▸ WHAT THE TASK REQUIRES: Return each line containing "Smoked".

(Part of a data file)

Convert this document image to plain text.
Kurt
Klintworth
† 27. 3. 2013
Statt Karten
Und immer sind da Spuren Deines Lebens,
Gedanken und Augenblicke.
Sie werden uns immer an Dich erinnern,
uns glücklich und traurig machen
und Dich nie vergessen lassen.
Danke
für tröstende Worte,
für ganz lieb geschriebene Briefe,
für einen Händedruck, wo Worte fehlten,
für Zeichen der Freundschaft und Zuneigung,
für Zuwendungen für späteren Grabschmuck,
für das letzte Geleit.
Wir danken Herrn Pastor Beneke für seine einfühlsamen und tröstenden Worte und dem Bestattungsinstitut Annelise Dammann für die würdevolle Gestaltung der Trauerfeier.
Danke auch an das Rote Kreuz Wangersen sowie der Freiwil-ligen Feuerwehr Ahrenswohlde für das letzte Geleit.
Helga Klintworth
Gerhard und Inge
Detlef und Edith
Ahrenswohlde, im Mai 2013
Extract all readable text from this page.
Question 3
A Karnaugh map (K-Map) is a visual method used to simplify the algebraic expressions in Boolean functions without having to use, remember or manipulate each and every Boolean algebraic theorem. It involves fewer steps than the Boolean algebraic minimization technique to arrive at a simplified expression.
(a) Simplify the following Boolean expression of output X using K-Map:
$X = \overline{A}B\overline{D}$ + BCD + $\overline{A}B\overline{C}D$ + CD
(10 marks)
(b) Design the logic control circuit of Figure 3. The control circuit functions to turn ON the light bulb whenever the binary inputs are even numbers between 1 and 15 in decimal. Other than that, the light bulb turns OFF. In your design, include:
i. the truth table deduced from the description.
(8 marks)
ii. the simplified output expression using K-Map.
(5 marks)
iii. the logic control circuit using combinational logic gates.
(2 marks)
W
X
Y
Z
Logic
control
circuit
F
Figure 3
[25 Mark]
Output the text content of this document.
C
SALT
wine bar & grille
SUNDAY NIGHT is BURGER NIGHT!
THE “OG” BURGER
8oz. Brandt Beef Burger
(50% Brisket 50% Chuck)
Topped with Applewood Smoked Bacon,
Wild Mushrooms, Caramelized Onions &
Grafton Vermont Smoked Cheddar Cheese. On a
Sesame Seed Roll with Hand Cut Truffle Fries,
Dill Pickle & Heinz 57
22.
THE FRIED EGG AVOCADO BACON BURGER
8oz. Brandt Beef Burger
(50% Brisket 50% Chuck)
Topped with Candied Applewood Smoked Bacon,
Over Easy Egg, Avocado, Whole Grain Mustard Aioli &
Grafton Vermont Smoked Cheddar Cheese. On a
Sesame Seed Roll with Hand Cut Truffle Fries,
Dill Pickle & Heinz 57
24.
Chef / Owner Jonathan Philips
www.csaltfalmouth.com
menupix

▸ EXERCISE ANSWER:
Topped with Applewood Smoked Bacon,
Grafton Vermont Smoked Cheddar Cheese. On a
Topped with Candied Applewood Smoked Bacon,
Grafton Vermont Smoked Cheddar Cheese. On a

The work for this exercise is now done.